What is required:
In the listing that follows, count each line where the word "labels" appears; write nothing but the count.

Data excerpts:
========
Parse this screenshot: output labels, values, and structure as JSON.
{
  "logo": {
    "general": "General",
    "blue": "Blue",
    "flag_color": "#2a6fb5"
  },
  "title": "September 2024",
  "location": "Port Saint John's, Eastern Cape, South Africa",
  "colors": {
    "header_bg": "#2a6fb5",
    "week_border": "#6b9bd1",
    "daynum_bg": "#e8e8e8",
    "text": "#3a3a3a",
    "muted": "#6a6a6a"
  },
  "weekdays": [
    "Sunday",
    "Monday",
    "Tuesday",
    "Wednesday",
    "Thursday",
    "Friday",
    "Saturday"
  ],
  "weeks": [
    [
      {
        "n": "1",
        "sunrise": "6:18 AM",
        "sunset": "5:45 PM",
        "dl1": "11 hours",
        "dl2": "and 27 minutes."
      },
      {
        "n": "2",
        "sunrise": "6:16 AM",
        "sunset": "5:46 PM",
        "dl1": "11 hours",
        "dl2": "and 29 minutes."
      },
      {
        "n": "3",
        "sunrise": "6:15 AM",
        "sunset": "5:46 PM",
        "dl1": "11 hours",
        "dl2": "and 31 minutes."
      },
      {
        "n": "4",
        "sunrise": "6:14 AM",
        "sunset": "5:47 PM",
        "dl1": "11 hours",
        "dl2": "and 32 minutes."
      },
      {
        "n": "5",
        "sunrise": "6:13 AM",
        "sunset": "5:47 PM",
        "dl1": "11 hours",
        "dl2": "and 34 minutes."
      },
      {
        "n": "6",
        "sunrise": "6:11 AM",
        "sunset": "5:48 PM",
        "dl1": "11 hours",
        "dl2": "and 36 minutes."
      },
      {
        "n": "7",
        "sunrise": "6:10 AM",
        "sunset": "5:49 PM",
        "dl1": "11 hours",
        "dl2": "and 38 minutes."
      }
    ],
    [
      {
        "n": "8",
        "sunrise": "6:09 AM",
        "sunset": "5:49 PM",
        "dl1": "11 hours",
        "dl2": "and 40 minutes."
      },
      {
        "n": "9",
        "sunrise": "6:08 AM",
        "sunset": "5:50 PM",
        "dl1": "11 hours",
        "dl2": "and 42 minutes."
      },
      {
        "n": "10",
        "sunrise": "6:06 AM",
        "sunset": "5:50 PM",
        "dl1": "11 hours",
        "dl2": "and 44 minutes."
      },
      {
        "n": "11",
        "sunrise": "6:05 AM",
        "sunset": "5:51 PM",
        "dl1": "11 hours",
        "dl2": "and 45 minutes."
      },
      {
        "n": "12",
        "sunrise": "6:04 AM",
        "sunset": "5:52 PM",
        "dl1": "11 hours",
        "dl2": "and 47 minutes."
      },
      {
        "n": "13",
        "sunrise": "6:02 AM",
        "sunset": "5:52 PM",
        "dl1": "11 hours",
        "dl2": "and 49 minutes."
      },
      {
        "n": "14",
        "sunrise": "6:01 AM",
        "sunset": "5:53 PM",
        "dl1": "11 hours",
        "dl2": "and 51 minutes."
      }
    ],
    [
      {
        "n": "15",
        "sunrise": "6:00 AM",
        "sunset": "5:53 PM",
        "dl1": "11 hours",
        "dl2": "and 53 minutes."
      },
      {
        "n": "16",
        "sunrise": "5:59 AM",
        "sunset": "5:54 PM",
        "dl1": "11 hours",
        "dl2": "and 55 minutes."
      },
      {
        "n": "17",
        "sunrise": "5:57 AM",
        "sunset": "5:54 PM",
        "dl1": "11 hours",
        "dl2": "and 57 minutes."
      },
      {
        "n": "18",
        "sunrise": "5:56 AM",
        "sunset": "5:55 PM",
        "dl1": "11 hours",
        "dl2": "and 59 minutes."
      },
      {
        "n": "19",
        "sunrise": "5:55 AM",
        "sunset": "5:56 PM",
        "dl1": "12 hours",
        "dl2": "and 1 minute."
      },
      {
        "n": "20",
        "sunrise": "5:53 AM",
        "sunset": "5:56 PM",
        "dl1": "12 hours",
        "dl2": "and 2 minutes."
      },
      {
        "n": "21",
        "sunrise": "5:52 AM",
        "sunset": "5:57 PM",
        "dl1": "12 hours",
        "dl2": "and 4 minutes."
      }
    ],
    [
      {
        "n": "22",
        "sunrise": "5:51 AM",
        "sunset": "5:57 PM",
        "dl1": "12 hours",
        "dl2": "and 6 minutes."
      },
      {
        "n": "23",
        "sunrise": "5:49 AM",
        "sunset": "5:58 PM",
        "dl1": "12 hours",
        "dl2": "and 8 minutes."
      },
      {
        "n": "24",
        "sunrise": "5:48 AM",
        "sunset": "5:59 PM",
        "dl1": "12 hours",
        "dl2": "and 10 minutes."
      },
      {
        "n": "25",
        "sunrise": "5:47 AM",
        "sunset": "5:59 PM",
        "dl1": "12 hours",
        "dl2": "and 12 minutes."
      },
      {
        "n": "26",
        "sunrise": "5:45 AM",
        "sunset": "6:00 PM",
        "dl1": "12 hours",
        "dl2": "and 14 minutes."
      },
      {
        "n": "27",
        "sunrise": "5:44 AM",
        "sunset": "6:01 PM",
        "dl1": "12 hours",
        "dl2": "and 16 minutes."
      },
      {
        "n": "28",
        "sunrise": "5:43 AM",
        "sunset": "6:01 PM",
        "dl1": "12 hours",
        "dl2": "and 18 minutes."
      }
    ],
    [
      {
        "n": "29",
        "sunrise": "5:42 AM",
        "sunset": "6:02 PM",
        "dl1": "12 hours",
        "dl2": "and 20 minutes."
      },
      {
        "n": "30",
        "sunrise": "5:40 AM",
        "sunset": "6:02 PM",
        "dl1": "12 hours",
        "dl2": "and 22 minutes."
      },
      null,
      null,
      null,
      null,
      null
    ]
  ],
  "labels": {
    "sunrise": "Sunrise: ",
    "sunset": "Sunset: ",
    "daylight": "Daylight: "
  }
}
========
Reply:
2